* **DATASET ROWS**
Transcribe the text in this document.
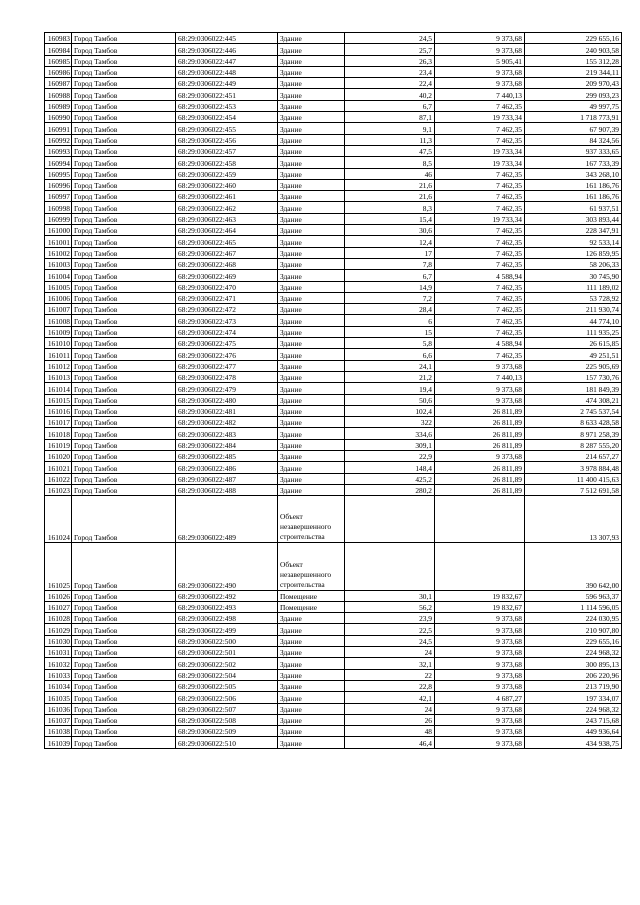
160983	Город Тамбов	68:29:0306022:445	Здание	24,5	9 373,68	229 655,16
160984	Город Тамбов	68:29:0306022:446	Здание	25,7	9 373,68	240 903,58
160985	Город Тамбов	68:29:0306022:447	Здание	26,3	5 905,41	155 312,28
160986	Город Тамбов	68:29:0306022:448	Здание	23,4	9 373,68	219 344,11
160987	Город Тамбов	68:29:0306022:449	Здание	22,4	9 373,68	209 970,43
160988	Город Тамбов	68:29:0306022:451	Здание	40,2	7 440,13	299 093,23
160989	Город Тамбов	68:29:0306022:453	Здание	6,7	7 462,35	49 997,75
160990	Город Тамбов	68:29:0306022:454	Здание	87,1	19 733,34	1 718 773,91
160991	Город Тамбов	68:29:0306022:455	Здание	9,1	7 462,35	67 907,39
160992	Город Тамбов	68:29:0306022:456	Здание	11,3	7 462,35	84 324,56
160993	Город Тамбов	68:29:0306022:457	Здание	47,5	19 733,34	937 333,65
160994	Город Тамбов	68:29:0306022:458	Здание	8,5	19 733,34	167 733,39
160995	Город Тамбов	68:29:0306022:459	Здание	46	7 462,35	343 268,10
160996	Город Тамбов	68:29:0306022:460	Здание	21,6	7 462,35	161 186,76
160997	Город Тамбов	68:29:0306022:461	Здание	21,6	7 462,35	161 186,76
160998	Город Тамбов	68:29:0306022:462	Здание	8,3	7 462,35	61 937,51
160999	Город Тамбов	68:29:0306022:463	Здание	15,4	19 733,34	303 893,44
161000	Город Тамбов	68:29:0306022:464	Здание	30,6	7 462,35	228 347,91
161001	Город Тамбов	68:29:0306022:465	Здание	12,4	7 462,35	92 533,14
161002	Город Тамбов	68:29:0306022:467	Здание	17	7 462,35	126 859,95
161003	Город Тамбов	68:29:0306022:468	Здание	7,8	7 462,35	58 206,33
161004	Город Тамбов	68:29:0306022:469	Здание	6,7	4 588,94	30 745,90
161005	Город Тамбов	68:29:0306022:470	Здание	14,9	7 462,35	111 189,02
161006	Город Тамбов	68:29:0306022:471	Здание	7,2	7 462,35	53 728,92
161007	Город Тамбов	68:29:0306022:472	Здание	28,4	7 462,35	211 930,74
161008	Город Тамбов	68:29:0306022:473	Здание	6	7 462,35	44 774,10
161009	Город Тамбов	68:29:0306022:474	Здание	15	7 462,35	111 935,25
161010	Город Тамбов	68:29:0306022:475	Здание	5,8	4 588,94	26 615,85
161011	Город Тамбов	68:29:0306022:476	Здание	6,6	7 462,35	49 251,51
161012	Город Тамбов	68:29:0306022:477	Здание	24,1	9 373,68	225 905,69
161013	Город Тамбов	68:29:0306022:478	Здание	21,2	7 440,13	157 730,76
161014	Город Тамбов	68:29:0306022:479	Здание	19,4	9 373,68	181 849,39
161015	Город Тамбов	68:29:0306022:480	Здание	50,6	9 373,68	474 308,21
161016	Город Тамбов	68:29:0306022:481	Здание	102,4	26 811,89	2 745 537,54
161017	Город Тамбов	68:29:0306022:482	Здание	322	26 811,89	8 633 428,58
161018	Город Тамбов	68:29:0306022:483	Здание	334,6	26 811,89	8 971 258,39
161019	Город Тамбов	68:29:0306022:484	Здание	309,1	26 811,89	8 287 555,20
161020	Город Тамбов	68:29:0306022:485	Здание	22,9	9 373,68	214 657,27
161021	Город Тамбов	68:29:0306022:486	Здание	148,4	26 811,89	3 978 884,48
161022	Город Тамбов	68:29:0306022:487	Здание	425,2	26 811,89	11 400 415,63
161023	Город Тамбов	68:29:0306022:488	Здание	280,2	26 811,89	7 512 691,58
161024	Город Тамбов	68:29:0306022:489	Объект незавершенного строительства			13 307,93
161025	Город Тамбов	68:29:0306022:490	Объект незавершенного строительства			390 642,00
161026	Город Тамбов	68:29:0306022:492	Помещение	30,1	19 832,67	596 963,37
161027	Город Тамбов	68:29:0306022:493	Помещение	56,2	19 832,67	1 114 596,05
161028	Город Тамбов	68:29:0306022:498	Здание	23,9	9 373,68	224 030,95
161029	Город Тамбов	68:29:0306022:499	Здание	22,5	9 373,68	210 907,80
161030	Город Тамбов	68:29:0306022:500	Здание	24,5	9 373,68	229 655,16
161031	Город Тамбов	68:29:0306022:501	Здание	24	9 373,68	224 968,32
161032	Город Тамбов	68:29:0306022:502	Здание	32,1	9 373,68	300 895,13
161033	Город Тамбов	68:29:0306022:504	Здание	22	9 373,68	206 220,96
161034	Город Тамбов	68:29:0306022:505	Здание	22,8	9 373,68	213 719,90
161035	Город Тамбов	68:29:0306022:506	Здание	42,1	4 687,27	197 334,07
161036	Город Тамбов	68:29:0306022:507	Здание	24	9 373,68	224 968,32
161037	Город Тамбов	68:29:0306022:508	Здание	26	9 373,68	243 715,68
161038	Город Тамбов	68:29:0306022:509	Здание	48	9 373,68	449 936,64
161039	Город Тамбов	68:29:0306022:510	Здание	46,4	9 373,68	434 938,75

* **AIM OF THE EXERCISE**
Collect each line of the entries that has the word "Объект", copying it in full.

* **FULL RESPONSE**
161024	Город Тамбов	68:29:0306022:489	Объект незавершенного строительства			13 307,93
161025	Город Тамбов	68:29:0306022:490	Объект незавершенного строительства			390 642,00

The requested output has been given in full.